**Task statement:** Quote all lines below exactly. Images stay out.

═════ Supplied records

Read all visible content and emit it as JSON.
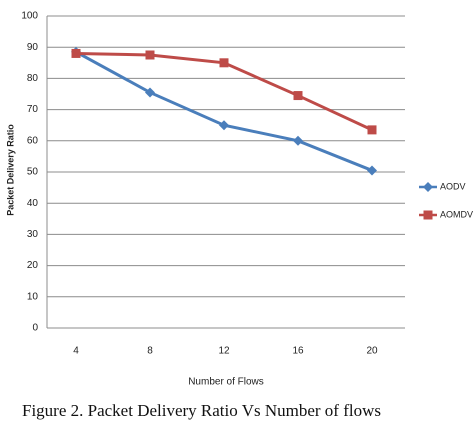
{
  "chart_data": {
    "type": "line",
    "xlabel": "Number of Flows",
    "ylabel": "Packet Delivery Ratio",
    "caption": "Figure 2. Packet Delivery Ratio Vs Number of flows",
    "categories": [
      "4",
      "8",
      "12",
      "16",
      "20"
    ],
    "series": [
      {
        "name": "AODV",
        "color": "#4a7ebb",
        "marker": "diamond",
        "values": [
          88.5,
          75.5,
          65,
          60,
          50.5
        ]
      },
      {
        "name": "AOMDV",
        "color": "#be4b48",
        "marker": "square",
        "values": [
          88,
          87.5,
          85,
          74.5,
          63.5
        ]
      }
    ],
    "ylim": [
      0,
      100
    ],
    "yticks": [
      0,
      10,
      20,
      30,
      40,
      50,
      60,
      70,
      80,
      90,
      100
    ],
    "grid": true,
    "legend": "right"
  }
}
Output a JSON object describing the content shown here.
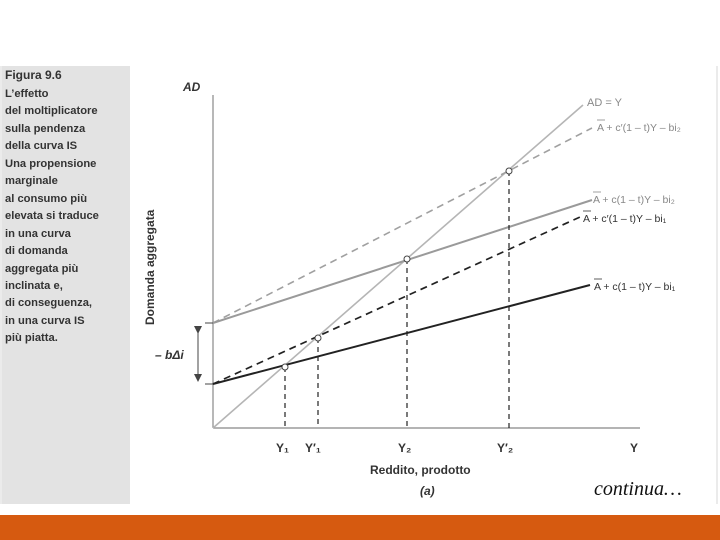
{
  "figure": {
    "title": "Figura 9.6",
    "caption_lines": [
      "L’effetto",
      "del moltiplicatore",
      "sulla pendenza",
      "della curva IS",
      "Una propensione",
      "marginale",
      "al consumo più",
      "elevata si traduce",
      "in una curva",
      "di domanda",
      "aggregata più",
      "inclinata e,",
      "di conseguenza,",
      "in una curva IS",
      "più piatta."
    ]
  },
  "diagram": {
    "y_axis_label": "AD",
    "y_axis_rotated_label": "Domanda aggregata",
    "x_axis_label": "Y",
    "x_title": "Reddito, prodotto",
    "panel_label": "(a)",
    "shift_label": "– bΔi",
    "line_labels": {
      "ad_equals_y": "AD = Y",
      "high_c_top": "A + c′(1 – t)Y – bi₂",
      "low_c_top": "A + c(1 – t)Y – bi₂",
      "high_c_bottom": "A + c′(1 – t)Y – bi₁",
      "low_c_bottom": "A + c(1 – t)Y – bi₁"
    },
    "x_ticks": {
      "y1": "Y₁",
      "y1_prime": "Y′₁",
      "y2": "Y₂",
      "y2_prime": "Y′₂"
    }
  },
  "footer": {
    "continua": "continua…"
  },
  "colors": {
    "accent_bar": "#d65a10",
    "sidebar": "#e3e3e3",
    "line_dark": "#222222",
    "line_gray": "#9a9a9a",
    "line_light": "#b5b5b5"
  }
}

══════════

**Correct response:**
Read all visible content and emit it as JSON.
{
  "chart_data": {
    "type": "line",
    "xlabel": "Number of Flows",
    "ylabel": "Packet Delivery Ratio",
    "caption": "Figure 2. Packet Delivery Ratio Vs Number of flows",
    "categories": [
      "4",
      "8",
      "12",
      "16",
      "20"
    ],
    "series": [
      {
        "name": "AODV",
        "color": "#4a7ebb",
        "marker": "diamond",
        "values": [
          88.5,
          75.5,
          65,
          60,
          50.5
        ]
      },
      {
        "name": "AOMDV",
        "color": "#be4b48",
        "marker": "square",
        "values": [
          88,
          87.5,
          85,
          74.5,
          63.5
        ]
      }
    ],
    "ylim": [
      0,
      100
    ],
    "yticks": [
      0,
      10,
      20,
      30,
      40,
      50,
      60,
      70,
      80,
      90,
      100
    ],
    "grid": true,
    "legend": "right"
  }
}
Output a JSON object describing the content shown here.
{
  "figure": {
    "title": "Figura 9.6",
    "caption_lines": [
      "L’effetto",
      "del moltiplicatore",
      "sulla pendenza",
      "della curva IS",
      "Una propensione",
      "marginale",
      "al consumo più",
      "elevata si traduce",
      "in una curva",
      "di domanda",
      "aggregata più",
      "inclinata e,",
      "di conseguenza,",
      "in una curva IS",
      "più piatta."
    ]
  },
  "diagram": {
    "y_axis_label": "AD",
    "y_axis_rotated_label": "Domanda aggregata",
    "x_axis_label": "Y",
    "x_title": "Reddito, prodotto",
    "panel_label": "(a)",
    "shift_label": "– bΔi",
    "line_labels": {
      "ad_equals_y": "AD = Y",
      "high_c_top": "A + c′(1 – t)Y – bi₂",
      "low_c_top": "A + c(1 – t)Y – bi₂",
      "high_c_bottom": "A + c′(1 – t)Y – bi₁",
      "low_c_bottom": "A + c(1 – t)Y – bi₁"
    },
    "x_ticks": {
      "y1": "Y₁",
      "y1_prime": "Y′₁",
      "y2": "Y₂",
      "y2_prime": "Y′₂"
    }
  },
  "footer": {
    "continua": "continua…"
  },
  "colors": {
    "accent_bar": "#d65a10",
    "sidebar": "#e3e3e3",
    "line_dark": "#222222",
    "line_gray": "#9a9a9a",
    "line_light": "#b5b5b5"
  }
}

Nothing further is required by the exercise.